■ Material for the task ■
^^^^^^^^

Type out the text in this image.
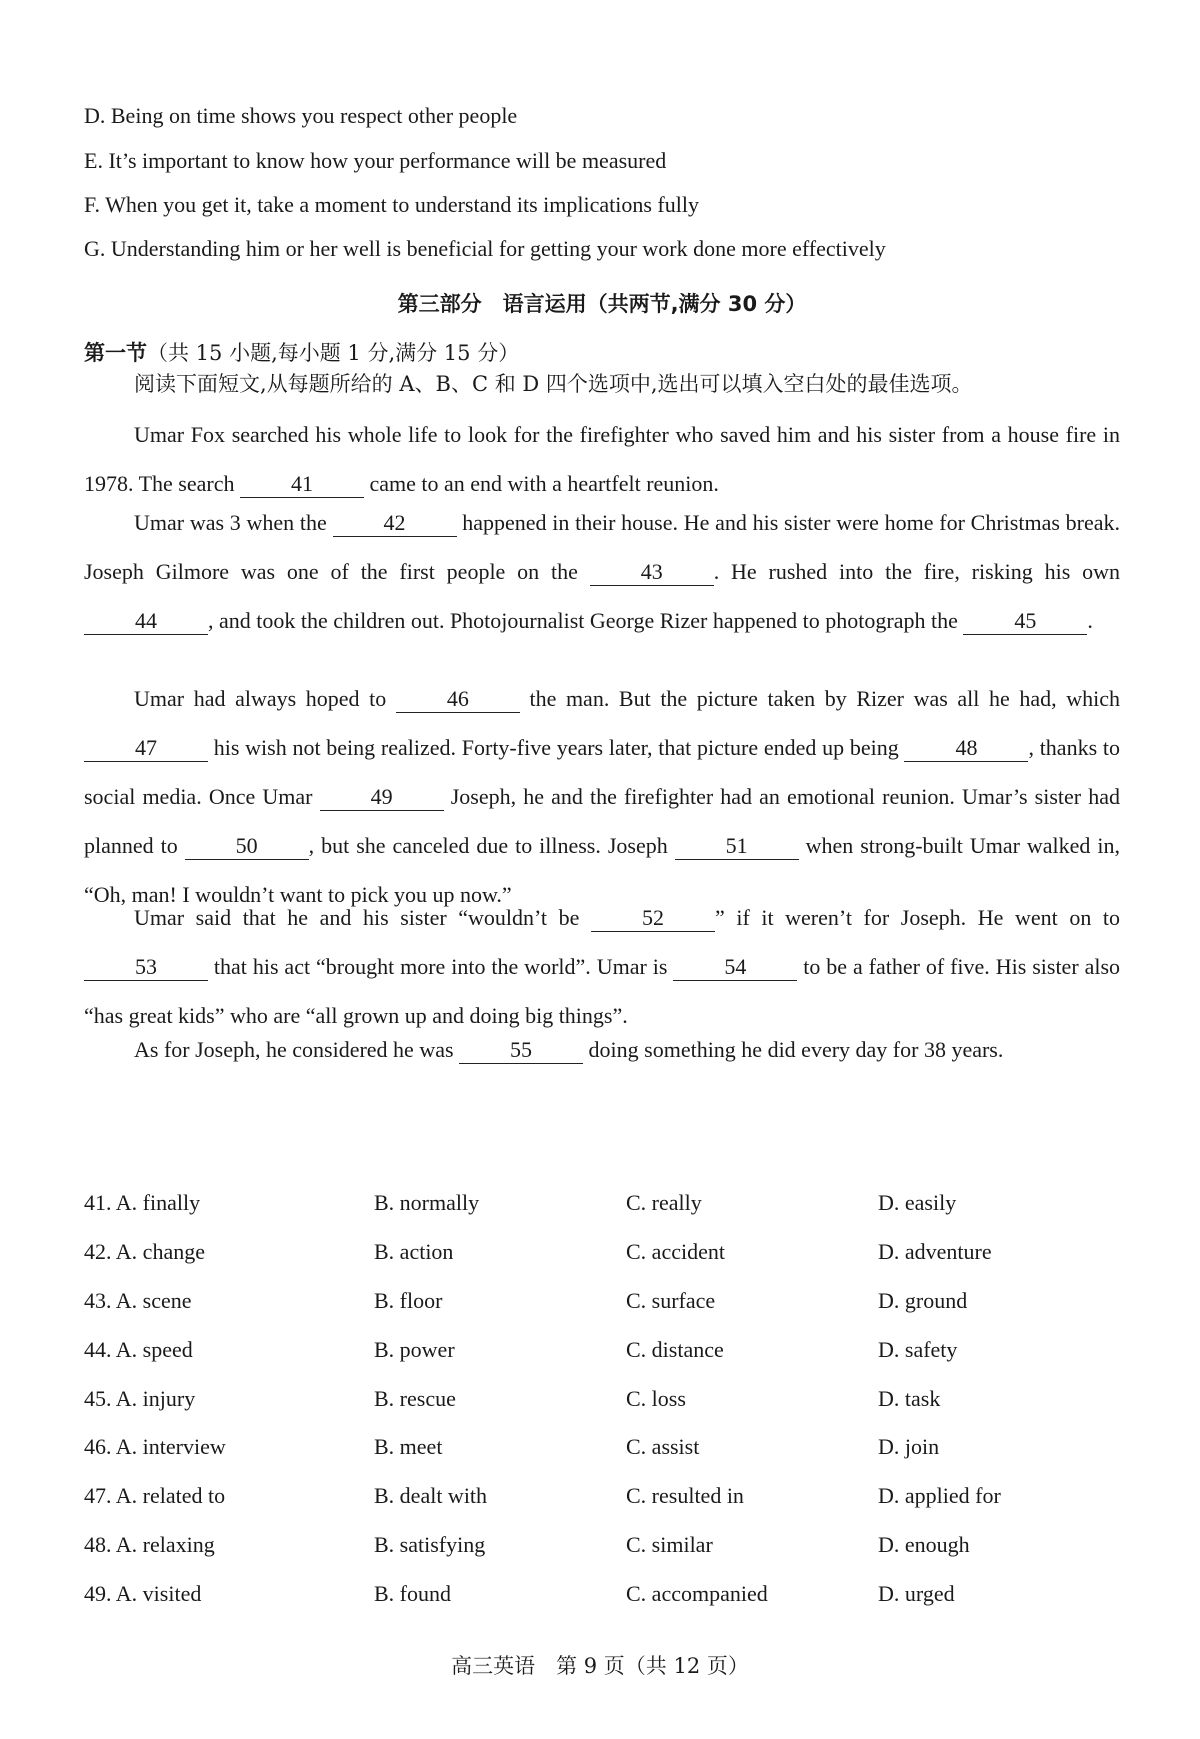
D. Being on time shows you respect other people
E. It’s important to know how your performance will be measured
F. When you get it, take a moment to understand its implications fully
G. Understanding him or her well is beneficial for getting your work done more effectively
第三部分　语言运用（共两节,满分 30 分）
第一节（共 15 小题,每小题 1 分,满分 15 分）
阅读下面短文,从每题所给的 A、B、C 和 D 四个选项中,选出可以填入空白处的最佳选项。
Umar Fox searched his whole life to look for the firefighter who saved him and his sister from a house fire in 1978. The search 41 came to an end with a heartfelt reunion.
Umar was 3 when the 42 happened in their house. He and his sister were home for Christmas break. Joseph Gilmore was one of the first people on the 43 . He rushed into the fire, risking his own 44 , and took the children out. Photojournalist George Rizer happened to photograph the 45 .
Umar had always hoped to 46 the man. But the picture taken by Rizer was all he had, which 47 his wish not being realized. Forty-five years later, that picture ended up being 48 , thanks to social media. Once Umar 49 Joseph, he and the firefighter had an emotional reunion. Umar’s sister had planned to 50 , but she canceled due to illness. Joseph 51 when strong-built Umar walked in, “Oh, man! I wouldn’t want to pick you up now.”
Umar said that he and his sister “wouldn’t be 52 ” if it weren’t for Joseph. He went on to 53 that his act “brought more into the world”. Umar is 54 to be a father of five. His sister also “has great kids” who are “all grown up and doing big things”.
As for Joseph, he considered he was 55 doing something he did every day for 38 years.
41. A. finally	B. normally	C. really	D. easily
42. A. change	B. action	C. accident	D. adventure
43. A. scene	B. floor	C. surface	D. ground
44. A. speed	B. power	C. distance	D. safety
45. A. injury	B. rescue	C. loss	D. task
46. A. interview	B. meet	C. assist	D. join
47. A. related to	B. dealt with	C. resulted in	D. applied for
48. A. relaxing	B. satisfying	C. similar	D. enough
49. A. visited	B. found	C. accompanied	D. urged
高三英语　第 9 页（共 12 页）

^^^^^^^^

■ Given exercise ■
Write out the material above once more, exactly as it reads, with no pictures.

■ The output ■
Type out the text in this image.
D. Being on time shows you respect other people
E. It’s important to know how your performance will be measured
F. When you get it, take a moment to understand its implications fully
G. Understanding him or her well is beneficial for getting your work done more effectively
第三部分　语言运用（共两节,满分 30 分）
第一节（共 15 小题,每小题 1 分,满分 15 分）
阅读下面短文,从每题所给的 A、B、C 和 D 四个选项中,选出可以填入空白处的最佳选项。
Umar Fox searched his whole life to look for the firefighter who saved him and his sister from a house fire in 1978. The search 41 came to an end with a heartfelt reunion.
Umar was 3 when the 42 happened in their house. He and his sister were home for Christmas break. Joseph Gilmore was one of the first people on the 43 . He rushed into the fire, risking his own 44 , and took the children out. Photojournalist George Rizer happened to photograph the 45 .
Umar had always hoped to 46 the man. But the picture taken by Rizer was all he had, which 47 his wish not being realized. Forty-five years later, that picture ended up being 48 , thanks to social media. Once Umar 49 Joseph, he and the firefighter had an emotional reunion. Umar’s sister had planned to 50 , but she canceled due to illness. Joseph 51 when strong-built Umar walked in, “Oh, man! I wouldn’t want to pick you up now.”
Umar said that he and his sister “wouldn’t be 52 ” if it weren’t for Joseph. He went on to 53 that his act “brought more into the world”. Umar is 54 to be a father of five. His sister also “has great kids” who are “all grown up and doing big things”.
As for Joseph, he considered he was 55 doing something he did every day for 38 years.
41. A. finally	B. normally	C. really	D. easily
42. A. change	B. action	C. accident	D. adventure
43. A. scene	B. floor	C. surface	D. ground
44. A. speed	B. power	C. distance	D. safety
45. A. injury	B. rescue	C. loss	D. task
46. A. interview	B. meet	C. assist	D. join
47. A. related to	B. dealt with	C. resulted in	D. applied for
48. A. relaxing	B. satisfying	C. similar	D. enough
49. A. visited	B. found	C. accompanied	D. urged
高三英语　第 9 页（共 12 页）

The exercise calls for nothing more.